_Exercise prompt_. Which lines hold the word "puzzle"? Copy each one.

----- Raw records

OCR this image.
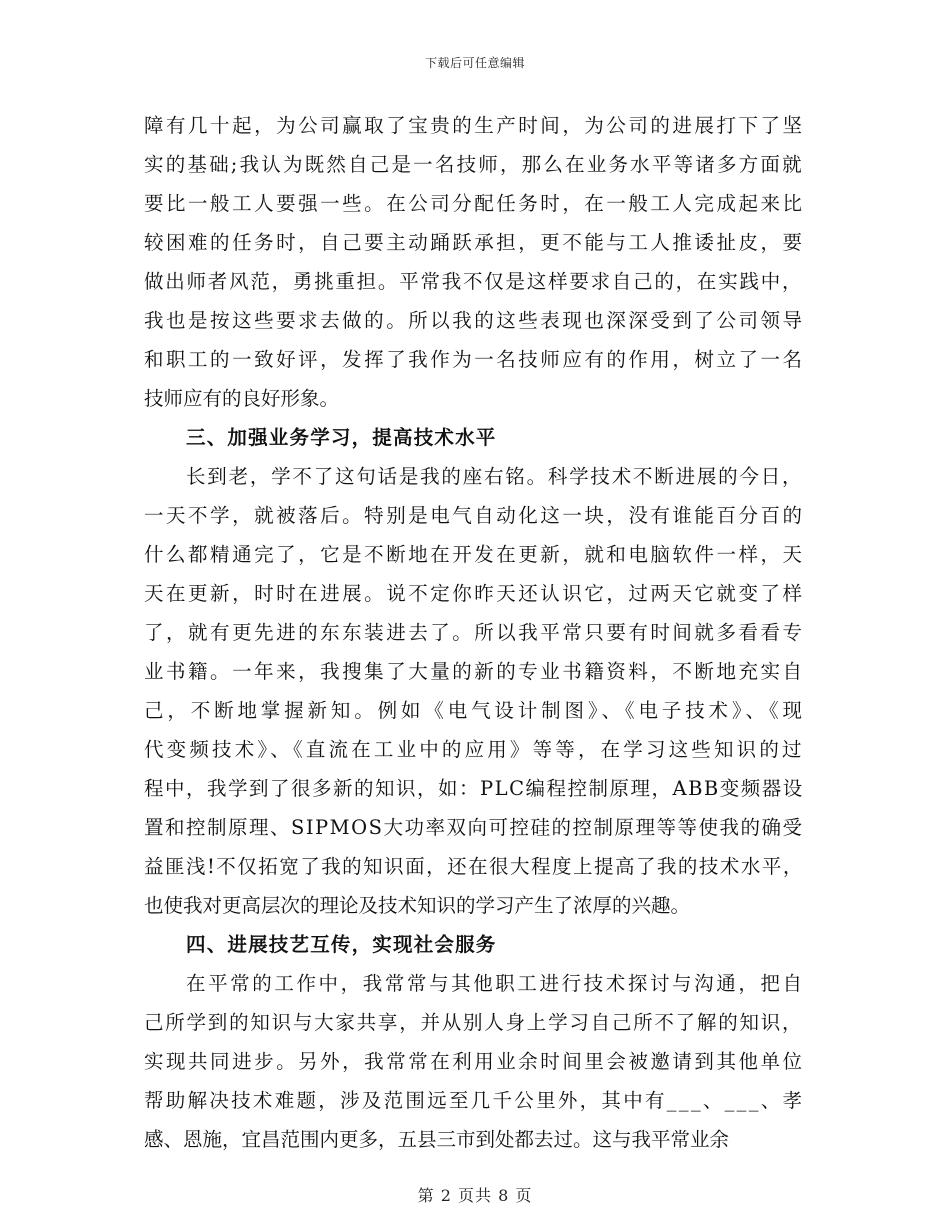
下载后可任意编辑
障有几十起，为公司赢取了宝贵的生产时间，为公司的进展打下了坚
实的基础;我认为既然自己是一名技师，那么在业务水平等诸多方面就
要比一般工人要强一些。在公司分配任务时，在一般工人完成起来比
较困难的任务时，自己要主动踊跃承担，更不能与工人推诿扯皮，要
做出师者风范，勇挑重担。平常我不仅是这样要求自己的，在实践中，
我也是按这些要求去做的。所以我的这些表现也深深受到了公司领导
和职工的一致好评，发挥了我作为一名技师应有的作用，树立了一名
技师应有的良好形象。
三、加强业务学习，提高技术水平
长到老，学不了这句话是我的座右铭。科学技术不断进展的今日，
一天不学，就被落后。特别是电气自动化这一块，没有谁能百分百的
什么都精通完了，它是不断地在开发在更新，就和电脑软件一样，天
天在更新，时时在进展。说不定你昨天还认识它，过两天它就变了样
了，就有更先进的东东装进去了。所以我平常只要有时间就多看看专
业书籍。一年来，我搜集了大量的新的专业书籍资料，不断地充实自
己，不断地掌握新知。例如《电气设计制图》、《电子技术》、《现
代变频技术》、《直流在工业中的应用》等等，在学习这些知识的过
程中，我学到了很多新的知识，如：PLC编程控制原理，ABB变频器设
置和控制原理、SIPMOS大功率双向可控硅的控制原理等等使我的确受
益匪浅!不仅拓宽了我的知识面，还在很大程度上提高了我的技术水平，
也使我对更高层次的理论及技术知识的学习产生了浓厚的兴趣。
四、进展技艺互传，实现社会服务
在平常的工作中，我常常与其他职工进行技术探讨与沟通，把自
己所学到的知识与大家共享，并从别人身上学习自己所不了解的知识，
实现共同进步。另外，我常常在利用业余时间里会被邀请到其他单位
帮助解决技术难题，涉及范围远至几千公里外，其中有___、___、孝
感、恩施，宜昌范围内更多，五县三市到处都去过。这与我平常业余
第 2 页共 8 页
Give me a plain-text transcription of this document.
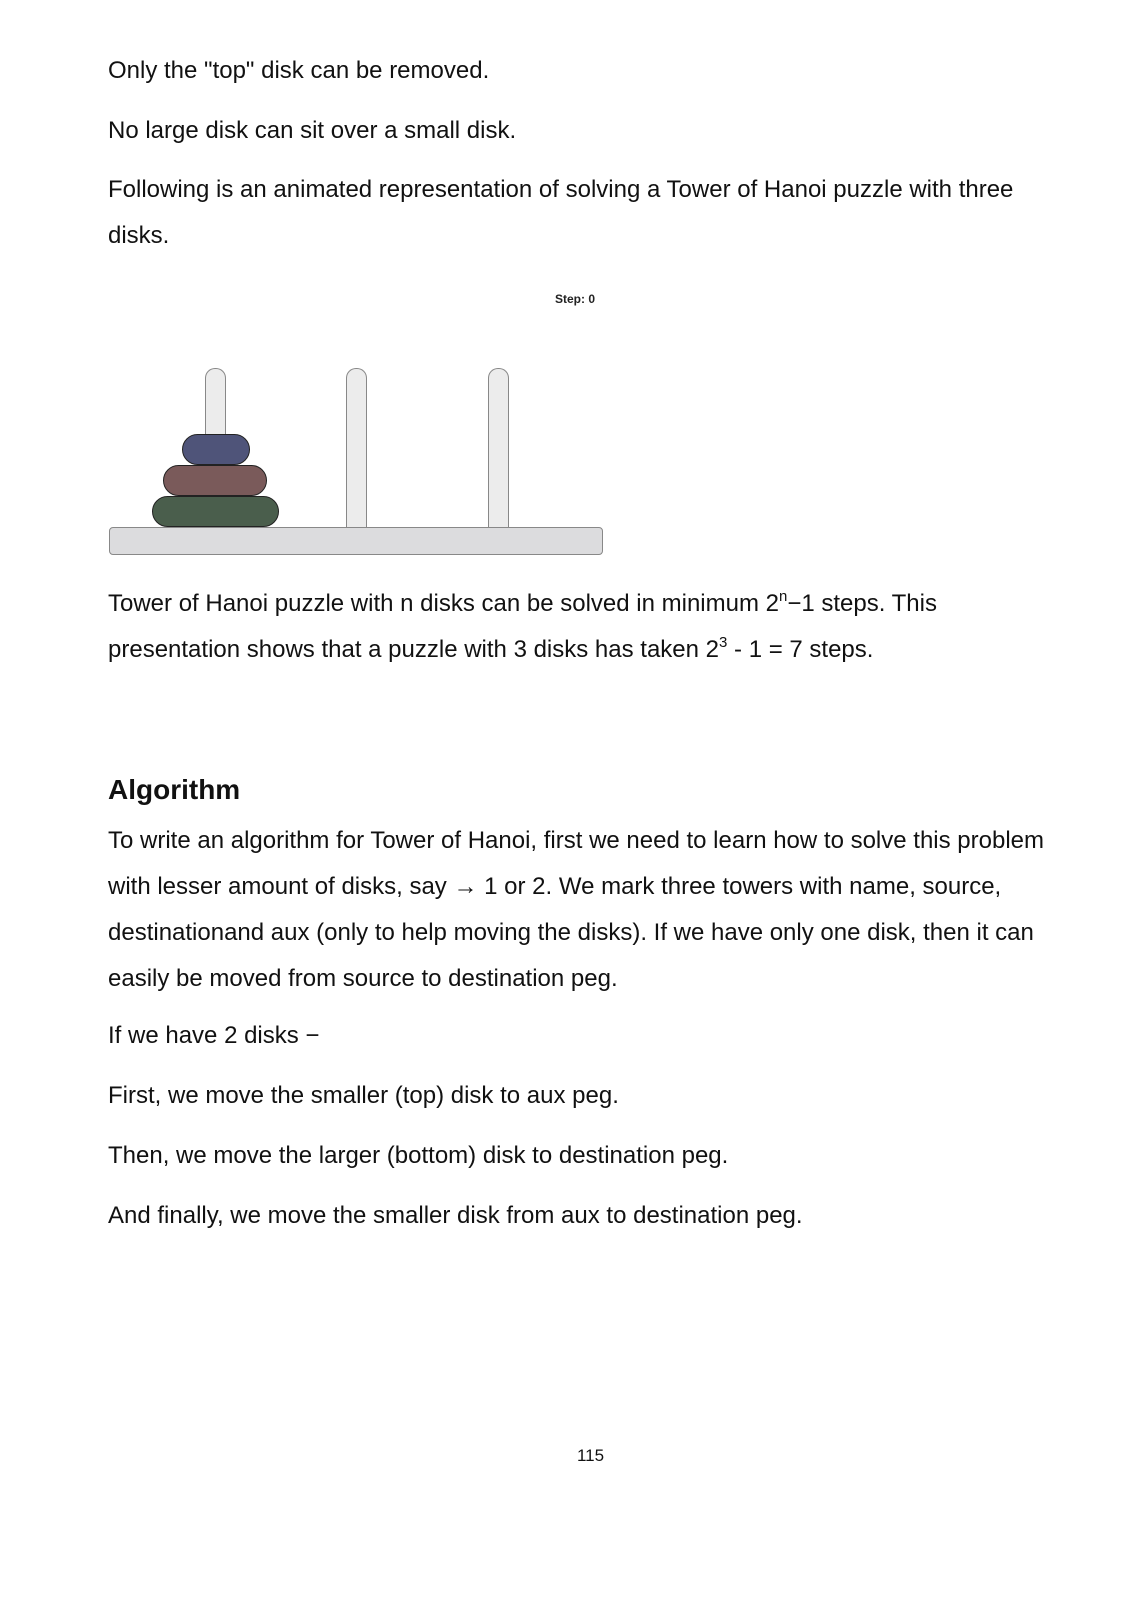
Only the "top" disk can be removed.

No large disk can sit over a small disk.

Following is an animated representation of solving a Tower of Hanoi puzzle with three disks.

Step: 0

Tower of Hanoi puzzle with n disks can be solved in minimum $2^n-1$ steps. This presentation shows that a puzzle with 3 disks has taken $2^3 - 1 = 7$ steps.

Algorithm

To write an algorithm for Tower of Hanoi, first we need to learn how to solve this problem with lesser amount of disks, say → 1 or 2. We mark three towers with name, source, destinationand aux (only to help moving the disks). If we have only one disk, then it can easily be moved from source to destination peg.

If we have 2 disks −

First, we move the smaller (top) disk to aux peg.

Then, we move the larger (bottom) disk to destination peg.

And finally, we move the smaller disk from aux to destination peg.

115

----------

_Solution_.
Following is an animated representation of solving a Tower of Hanoi puzzle with three disks.
Tower of Hanoi puzzle with n disks can be solved in minimum $2^n-1$ steps. This presentation shows that a puzzle with 3 disks has taken $2^3 - 1 = 7$ steps.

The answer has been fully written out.